Set problem: Don't copy the pictures; return every other part of the records exactly.
— BEGIN —
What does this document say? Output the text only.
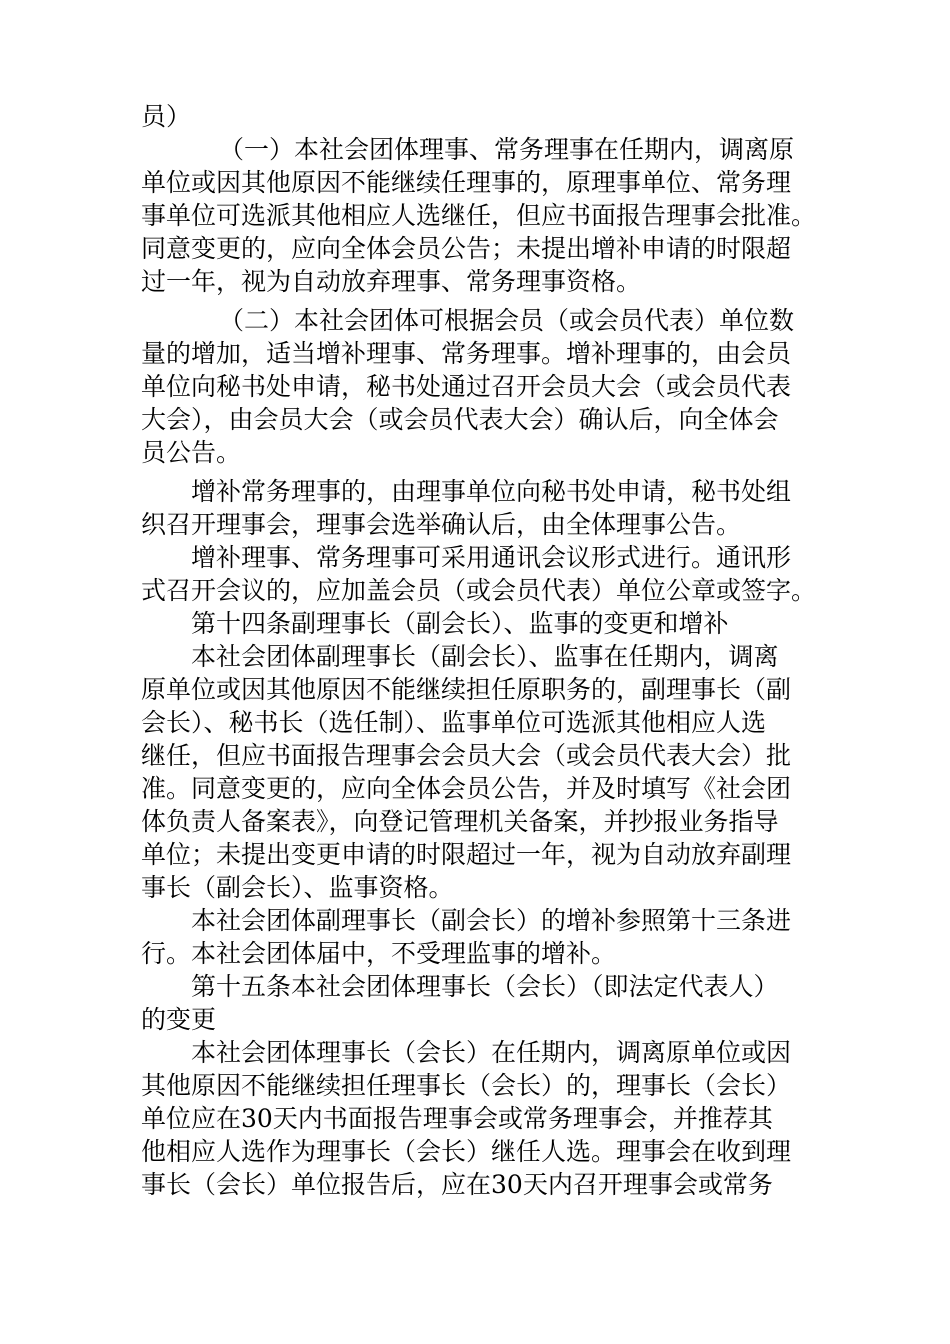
员）

（一）本社会团体理事、常务理事在任期内，调离原
单位或因其他原因不能继续任理事的，原理事单位、常务理
事单位可选派其他相应人选继任，但应书面报告理事会批准。
同意变更的，应向全体会员公告；未提出增补申请的时限超
过一年，视为自动放弃理事、常务理事资格。

（二）本社会团体可根据会员（或会员代表）单位数
量的增加，适当增补理事、常务理事。增补理事的，由会员
单位向秘书处申请，秘书处通过召开会员大会（或会员代表
大会），由会员大会（或会员代表大会）确认后，向全体会
员公告。

增补常务理事的，由理事单位向秘书处申请，秘书处组
织召开理事会，理事会选举确认后，由全体理事公告。

增补理事、常务理事可采用通讯会议形式进行。通讯形
式召开会议的，应加盖会员（或会员代表）单位公章或签字。

第十四条副理事长（副会长）、监事的变更和增补

本社会团体副理事长（副会长）、监事在任期内，调离
原单位或因其他原因不能继续担任原职务的，副理事长（副
会长）、秘书长（选任制）、监事单位可选派其他相应人选
继任，但应书面报告理事会会员大会（或会员代表大会）批
准。同意变更的，应向全体会员公告，并及时填写《社会团
体负责人备案表》，向登记管理机关备案，并抄报业务指导
单位；未提出变更申请的时限超过一年，视为自动放弃副理
事长（副会长）、监事资格。

本社会团体副理事长（副会长）的增补参照第十三条进
行。本社会团体届中，不受理监事的增补。

第十五条本社会团体理事长（会长）（即法定代表人）
的变更

本社会团体理事长（会长）在任期内，调离原单位或因
其他原因不能继续担任理事长（会长）的，理事长（会长）
单位应在30天内书面报告理事会或常务理事会，并推荐其
他相应人选作为理事长（会长）继任人选。理事会在收到理
事长（会长）单位报告后，应在30天内召开理事会或常务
— END —
The reply:
What does this document say? Output the text only.
员）

（一）本社会团体理事、常务理事在任期内，调离原
单位或因其他原因不能继续任理事的，原理事单位、常务理
事单位可选派其他相应人选继任，但应书面报告理事会批准。
同意变更的，应向全体会员公告；未提出增补申请的时限超
过一年，视为自动放弃理事、常务理事资格。

（二）本社会团体可根据会员（或会员代表）单位数
量的增加，适当增补理事、常务理事。增补理事的，由会员
单位向秘书处申请，秘书处通过召开会员大会（或会员代表
大会），由会员大会（或会员代表大会）确认后，向全体会
员公告。

增补常务理事的，由理事单位向秘书处申请，秘书处组
织召开理事会，理事会选举确认后，由全体理事公告。

增补理事、常务理事可采用通讯会议形式进行。通讯形
式召开会议的，应加盖会员（或会员代表）单位公章或签字。

第十四条副理事长（副会长）、监事的变更和增补

本社会团体副理事长（副会长）、监事在任期内，调离
原单位或因其他原因不能继续担任原职务的，副理事长（副
会长）、秘书长（选任制）、监事单位可选派其他相应人选
继任，但应书面报告理事会会员大会（或会员代表大会）批
准。同意变更的，应向全体会员公告，并及时填写《社会团
体负责人备案表》，向登记管理机关备案，并抄报业务指导
单位；未提出变更申请的时限超过一年，视为自动放弃副理
事长（副会长）、监事资格。

本社会团体副理事长（副会长）的增补参照第十三条进
行。本社会团体届中，不受理监事的增补。

第十五条本社会团体理事长（会长）（即法定代表人）
的变更

本社会团体理事长（会长）在任期内，调离原单位或因
其他原因不能继续担任理事长（会长）的，理事长（会长）
单位应在30天内书面报告理事会或常务理事会，并推荐其
他相应人选作为理事长（会长）继任人选。理事会在收到理
事长（会长）单位报告后，应在30天内召开理事会或常务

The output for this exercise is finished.